* BRIEF: Below is a listing; copy all of it exactly.
>>>
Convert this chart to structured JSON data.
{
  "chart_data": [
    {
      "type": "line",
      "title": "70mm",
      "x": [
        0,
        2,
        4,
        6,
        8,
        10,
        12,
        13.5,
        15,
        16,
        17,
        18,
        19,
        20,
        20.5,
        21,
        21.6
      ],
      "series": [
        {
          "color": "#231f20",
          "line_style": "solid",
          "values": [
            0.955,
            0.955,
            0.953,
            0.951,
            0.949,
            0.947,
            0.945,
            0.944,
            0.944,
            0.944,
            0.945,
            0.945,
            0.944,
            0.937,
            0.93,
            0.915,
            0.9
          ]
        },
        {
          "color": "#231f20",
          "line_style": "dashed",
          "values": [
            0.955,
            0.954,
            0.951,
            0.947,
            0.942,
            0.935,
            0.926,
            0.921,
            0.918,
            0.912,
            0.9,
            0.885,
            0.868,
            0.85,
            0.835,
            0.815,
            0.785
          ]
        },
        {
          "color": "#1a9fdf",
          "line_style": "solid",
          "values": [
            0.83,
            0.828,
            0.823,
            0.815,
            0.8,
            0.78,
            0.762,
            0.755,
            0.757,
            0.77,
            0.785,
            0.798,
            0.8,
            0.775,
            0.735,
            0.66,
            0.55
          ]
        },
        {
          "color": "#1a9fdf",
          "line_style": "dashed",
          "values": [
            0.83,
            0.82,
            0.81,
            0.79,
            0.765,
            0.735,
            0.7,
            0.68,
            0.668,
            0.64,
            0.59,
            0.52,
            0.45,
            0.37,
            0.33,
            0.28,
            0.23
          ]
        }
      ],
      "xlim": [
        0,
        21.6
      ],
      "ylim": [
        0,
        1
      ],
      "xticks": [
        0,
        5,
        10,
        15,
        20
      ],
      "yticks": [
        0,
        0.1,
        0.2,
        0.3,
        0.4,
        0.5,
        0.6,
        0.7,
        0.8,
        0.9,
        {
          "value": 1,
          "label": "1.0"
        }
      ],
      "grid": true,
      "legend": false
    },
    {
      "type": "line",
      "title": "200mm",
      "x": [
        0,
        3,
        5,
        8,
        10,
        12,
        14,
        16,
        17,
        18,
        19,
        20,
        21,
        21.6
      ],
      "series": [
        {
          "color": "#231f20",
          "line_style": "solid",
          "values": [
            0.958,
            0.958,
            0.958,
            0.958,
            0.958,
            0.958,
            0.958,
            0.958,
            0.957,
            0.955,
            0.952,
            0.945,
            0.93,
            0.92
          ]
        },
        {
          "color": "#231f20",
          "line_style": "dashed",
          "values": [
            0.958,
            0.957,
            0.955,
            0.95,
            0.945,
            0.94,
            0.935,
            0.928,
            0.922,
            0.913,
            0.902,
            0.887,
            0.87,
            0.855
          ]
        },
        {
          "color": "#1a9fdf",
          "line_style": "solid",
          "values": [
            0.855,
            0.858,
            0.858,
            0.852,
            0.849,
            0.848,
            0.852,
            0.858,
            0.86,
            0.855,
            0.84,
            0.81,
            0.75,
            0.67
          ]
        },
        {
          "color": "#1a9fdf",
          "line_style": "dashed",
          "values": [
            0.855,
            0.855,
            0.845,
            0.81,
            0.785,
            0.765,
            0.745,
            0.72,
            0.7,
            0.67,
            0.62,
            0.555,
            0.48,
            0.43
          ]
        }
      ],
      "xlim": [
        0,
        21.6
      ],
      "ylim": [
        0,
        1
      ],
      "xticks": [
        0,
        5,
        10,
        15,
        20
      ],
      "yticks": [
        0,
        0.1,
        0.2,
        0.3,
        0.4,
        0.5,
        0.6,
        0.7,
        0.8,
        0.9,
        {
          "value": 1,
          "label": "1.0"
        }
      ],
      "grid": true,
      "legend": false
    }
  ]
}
<<<
* WRITTEN RESPONSE:
Convert this chart to structured JSON data.
{
  "chart_data": [
    {
      "type": "line",
      "title": "70mm",
      "x": [
        0,
        2,
        4,
        6,
        8,
        10,
        12,
        13.5,
        15,
        16,
        17,
        18,
        19,
        20,
        20.5,
        21,
        21.6
      ],
      "series": [
        {
          "color": "#231f20",
          "line_style": "solid",
          "values": [
            0.955,
            0.955,
            0.953,
            0.951,
            0.949,
            0.947,
            0.945,
            0.944,
            0.944,
            0.944,
            0.945,
            0.945,
            0.944,
            0.937,
            0.93,
            0.915,
            0.9
          ]
        },
        {
          "color": "#231f20",
          "line_style": "dashed",
          "values": [
            0.955,
            0.954,
            0.951,
            0.947,
            0.942,
            0.935,
            0.926,
            0.921,
            0.918,
            0.912,
            0.9,
            0.885,
            0.868,
            0.85,
            0.835,
            0.815,
            0.785
          ]
        },
        {
          "color": "#1a9fdf",
          "line_style": "solid",
          "values": [
            0.83,
            0.828,
            0.823,
            0.815,
            0.8,
            0.78,
            0.762,
            0.755,
            0.757,
            0.77,
            0.785,
            0.798,
            0.8,
            0.775,
            0.735,
            0.66,
            0.55
          ]
        },
        {
          "color": "#1a9fdf",
          "line_style": "dashed",
          "values": [
            0.83,
            0.82,
            0.81,
            0.79,
            0.765,
            0.735,
            0.7,
            0.68,
            0.668,
            0.64,
            0.59,
            0.52,
            0.45,
            0.37,
            0.33,
            0.28,
            0.23
          ]
        }
      ],
      "xlim": [
        0,
        21.6
      ],
      "ylim": [
        0,
        1
      ],
      "xticks": [
        0,
        5,
        10,
        15,
        20
      ],
      "yticks": [
        0,
        0.1,
        0.2,
        0.3,
        0.4,
        0.5,
        0.6,
        0.7,
        0.8,
        0.9,
        {
          "value": 1,
          "label": "1.0"
        }
      ],
      "grid": true,
      "legend": false
    },
    {
      "type": "line",
      "title": "200mm",
      "x": [
        0,
        3,
        5,
        8,
        10,
        12,
        14,
        16,
        17,
        18,
        19,
        20,
        21,
        21.6
      ],
      "series": [
        {
          "color": "#231f20",
          "line_style": "solid",
          "values": [
            0.958,
            0.958,
            0.958,
            0.958,
            0.958,
            0.958,
            0.958,
            0.958,
            0.957,
            0.955,
            0.952,
            0.945,
            0.93,
            0.92
          ]
        },
        {
          "color": "#231f20",
          "line_style": "dashed",
          "values": [
            0.958,
            0.957,
            0.955,
            0.95,
            0.945,
            0.94,
            0.935,
            0.928,
            0.922,
            0.913,
            0.902,
            0.887,
            0.87,
            0.855
          ]
        },
        {
          "color": "#1a9fdf",
          "line_style": "solid",
          "values": [
            0.855,
            0.858,
            0.858,
            0.852,
            0.849,
            0.848,
            0.852,
            0.858,
            0.86,
            0.855,
            0.84,
            0.81,
            0.75,
            0.67
          ]
        },
        {
          "color": "#1a9fdf",
          "line_style": "dashed",
          "values": [
            0.855,
            0.855,
            0.845,
            0.81,
            0.785,
            0.765,
            0.745,
            0.72,
            0.7,
            0.67,
            0.62,
            0.555,
            0.48,
            0.43
          ]
        }
      ],
      "xlim": [
        0,
        21.6
      ],
      "ylim": [
        0,
        1
      ],
      "xticks": [
        0,
        5,
        10,
        15,
        20
      ],
      "yticks": [
        0,
        0.1,
        0.2,
        0.3,
        0.4,
        0.5,
        0.6,
        0.7,
        0.8,
        0.9,
        {
          "value": 1,
          "label": "1.0"
        }
      ],
      "grid": true,
      "legend": false
    }
  ]
}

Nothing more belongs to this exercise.